SUPPLIED ENTRIES
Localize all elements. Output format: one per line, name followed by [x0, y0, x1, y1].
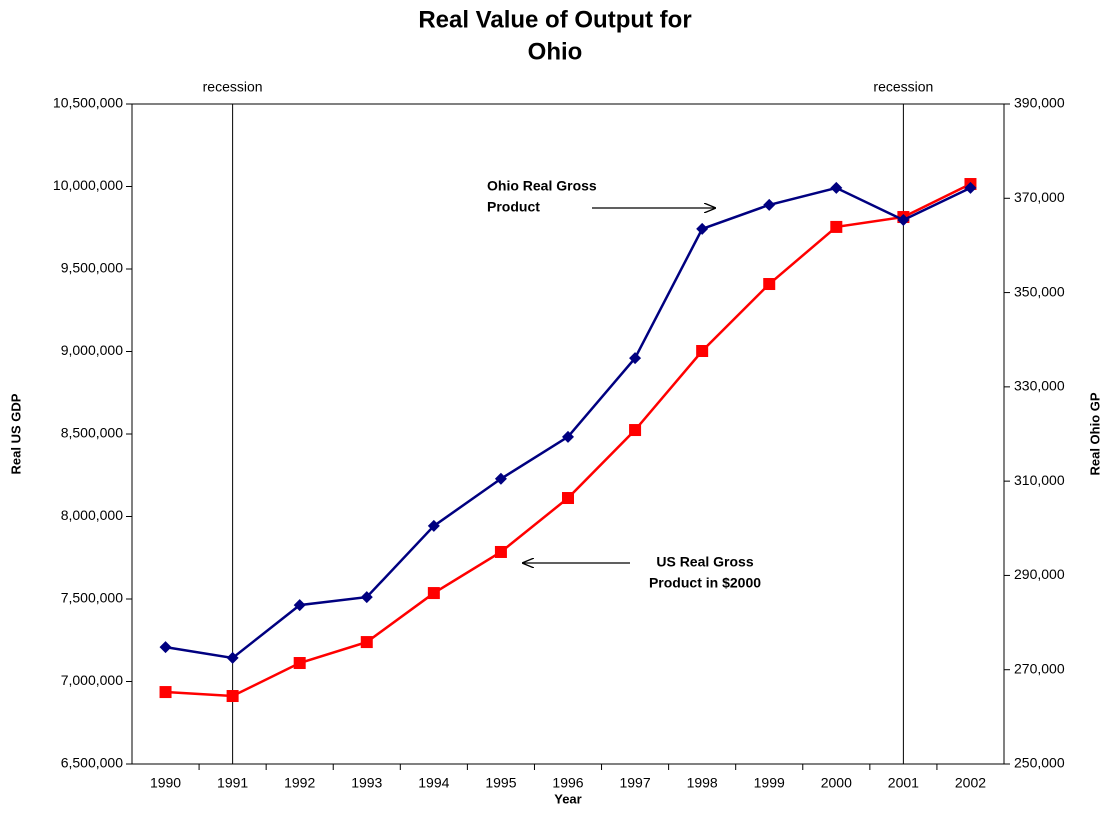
- y-tick-label: 8,500,000: [61, 425, 123, 441]
- marker: [897, 213, 910, 226]
- y2-tick-label: 270,000: [1014, 660, 1065, 676]
- y2-tick-label: 390,000: [1014, 95, 1065, 111]
- y2-tick-label: 290,000: [1014, 566, 1065, 582]
- series-line: [165, 186, 972, 660]
- y-axis-label: Real US GDP: [8, 393, 23, 474]
- marker: [427, 587, 440, 600]
- marker: [427, 519, 440, 532]
- marker: [696, 345, 709, 358]
- chart-title: Real Value of Output for: [418, 6, 691, 33]
- y-tick-label: 10,000,000: [53, 177, 123, 193]
- marker: [494, 545, 507, 558]
- x-tick-label: 1999: [754, 775, 785, 791]
- x-tick-label: 1992: [284, 775, 315, 791]
- x-tick-label: 1994: [418, 775, 449, 791]
- y-tick-label: 8,000,000: [61, 507, 123, 523]
- marker: [629, 424, 642, 437]
- y2-tick-label: 330,000: [1014, 378, 1065, 394]
- marker: [159, 686, 172, 699]
- marker: [964, 181, 977, 194]
- x-tick-label: 1998: [687, 775, 718, 791]
- recession-label: recession: [203, 79, 263, 95]
- marker: [226, 690, 239, 703]
- y-tick-label: 7,000,000: [61, 672, 123, 688]
- marker: [696, 222, 709, 235]
- marker: [226, 651, 239, 664]
- annotation: Product: [487, 199, 540, 215]
- y-tick-label: 7,500,000: [61, 590, 123, 606]
- marker: [494, 472, 507, 485]
- y-tick-label: 10,500,000: [53, 95, 123, 111]
- y2-axis-label: Real Ohio GP: [1087, 392, 1102, 475]
- annotation: Product in $2000: [649, 575, 761, 591]
- marker: [763, 198, 776, 211]
- annotation: US Real Gross: [656, 554, 753, 570]
- y2-tick-label: 350,000: [1014, 283, 1065, 299]
- x-tick-label: 1995: [485, 775, 516, 791]
- marker: [360, 636, 373, 649]
- marker: [159, 641, 172, 654]
- marker: [293, 599, 306, 612]
- marker: [629, 352, 642, 365]
- x-tick-label: 2000: [821, 775, 852, 791]
- x-tick-label: 2002: [955, 775, 986, 791]
- marker: [830, 220, 843, 233]
- x-tick-label: 1993: [351, 775, 382, 791]
- marker: [293, 657, 306, 670]
- y2-tick-label: 250,000: [1014, 755, 1065, 771]
- y2-tick-label: 370,000: [1014, 189, 1065, 205]
- y2-tick-label: 310,000: [1014, 472, 1065, 488]
- y-tick-label: 6,500,000: [61, 755, 123, 771]
- x-tick-label: 1991: [217, 775, 248, 791]
- marker: [562, 492, 574, 505]
- x-tick-label: 2001: [888, 775, 919, 791]
- recession-label: recession: [873, 79, 933, 95]
- marker: [763, 278, 776, 291]
- x-tick-label: 1997: [619, 775, 650, 791]
- marker: [562, 430, 574, 443]
- y-tick-label: 9,500,000: [61, 260, 123, 276]
- y-tick-label: 9,000,000: [61, 342, 123, 358]
- x-tick-label: 1996: [552, 775, 583, 791]
- annotation: Ohio Real Gross: [487, 178, 597, 194]
- chart-title: Ohio: [528, 38, 583, 65]
- x-tick-label: 1990: [150, 775, 181, 791]
- x-axis-label: Year: [554, 791, 581, 806]
- marker: [830, 181, 843, 194]
- marker: [360, 591, 373, 604]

AIM OF THE TASK
Express every line of the records above as a JSON list of strings, one string per line, with blank lines left out. Omit the pictures from the list.

WORKED ANSWER
[
  "Localize all elements. Output format: one per line, name followed by [x0, y0, x1, y1].",
  "- y-tick-label: 8,500,000: [61, 425, 123, 441]",
  "- marker: [897, 213, 910, 226]",
  "- y2-tick-label: 270,000: [1014, 660, 1065, 676]",
  "- y2-tick-label: 390,000: [1014, 95, 1065, 111]",
  "- y2-tick-label: 290,000: [1014, 566, 1065, 582]",
  "- series-line: [165, 186, 972, 660]",
  "- y-axis-label: Real US GDP: [8, 393, 23, 474]",
  "- marker: [427, 587, 440, 600]",
  "- marker: [427, 519, 440, 532]",
  "- marker: [696, 345, 709, 358]",
  "- chart-title: Real Value of Output for: [418, 6, 691, 33]",
  "- y-tick-label: 10,000,000: [53, 177, 123, 193]",
  "- marker: [494, 545, 507, 558]",
  "- x-tick-label: 1999: [754, 775, 785, 791]",
  "- x-tick-label: 1992: [284, 775, 315, 791]",
  "- x-tick-label: 1994: [418, 775, 449, 791]",
  "- y-tick-label: 8,000,000: [61, 507, 123, 523]",
  "- marker: [629, 424, 642, 437]",
  "- y2-tick-label: 330,000: [1014, 378, 1065, 394]",
  "- marker: [159, 686, 172, 699]",
  "- marker: [964, 181, 977, 194]",
  "- x-tick-label: 1998: [687, 775, 718, 791]",
  "- recession-label: recession: [203, 79, 263, 95]",
  "- marker: [226, 690, 239, 703]",
  "- y-tick-label: 7,000,000: [61, 672, 123, 688]",
  "- marker: [696, 222, 709, 235]",
  "- marker: [226, 651, 239, 664]",
  "- annotation: Product: [487, 199, 540, 215]",
  "- y-tick-label: 7,500,000: [61, 590, 123, 606]",
  "- marker: [494, 472, 507, 485]",
  "- y-tick-label: 10,500,000: [53, 95, 123, 111]",
  "- y2-axis-label: Real Ohio GP: [1087, 392, 1102, 475]",
  "- annotation: Product in $2000: [649, 575, 761, 591]",
  "- marker: [763, 198, 776, 211]",
  "- annotation: US Real Gross: [656, 554, 753, 570]",
  "- y2-tick-label: 350,000: [1014, 283, 1065, 299]",
  "- x-tick-label: 1995: [485, 775, 516, 791]",
  "- marker: [360, 636, 373, 649]",
  "- marker: [159, 641, 172, 654]",
  "- marker: [293, 599, 306, 612]",
  "- marker: [629, 352, 642, 365]",
  "- x-tick-label: 2000: [821, 775, 852, 791]",
  "- x-tick-label: 2002: [955, 775, 986, 791]",
  "- marker: [830, 220, 843, 233]",
  "- x-tick-label: 1993: [351, 775, 382, 791]",
  "- marker: [293, 657, 306, 670]",
  "- y2-tick-label: 250,000: [1014, 755, 1065, 771]",
  "- y2-tick-label: 370,000: [1014, 189, 1065, 205]",
  "- y2-tick-label: 310,000: [1014, 472, 1065, 488]",
  "- y-tick-label: 6,500,000: [61, 755, 123, 771]",
  "- x-tick-label: 1991: [217, 775, 248, 791]",
  "- marker: [562, 492, 574, 505]",
  "- x-tick-label: 2001: [888, 775, 919, 791]",
  "- recession-label: recession: [873, 79, 933, 95]",
  "- marker: [763, 278, 776, 291]",
  "- x-tick-label: 1997: [619, 775, 650, 791]",
  "- marker: [562, 430, 574, 443]",
  "- y-tick-label: 9,500,000: [61, 260, 123, 276]",
  "- y-tick-label: 9,000,000: [61, 342, 123, 358]",
  "- x-tick-label: 1996: [552, 775, 583, 791]",
  "- annotation: Ohio Real Gross: [487, 178, 597, 194]",
  "- chart-title: Ohio: [528, 38, 583, 65]",
  "- x-tick-label: 1990: [150, 775, 181, 791]",
  "- x-axis-label: Year: [554, 791, 581, 806]",
  "- marker: [830, 181, 843, 194]",
  "- marker: [360, 591, 373, 604]"
]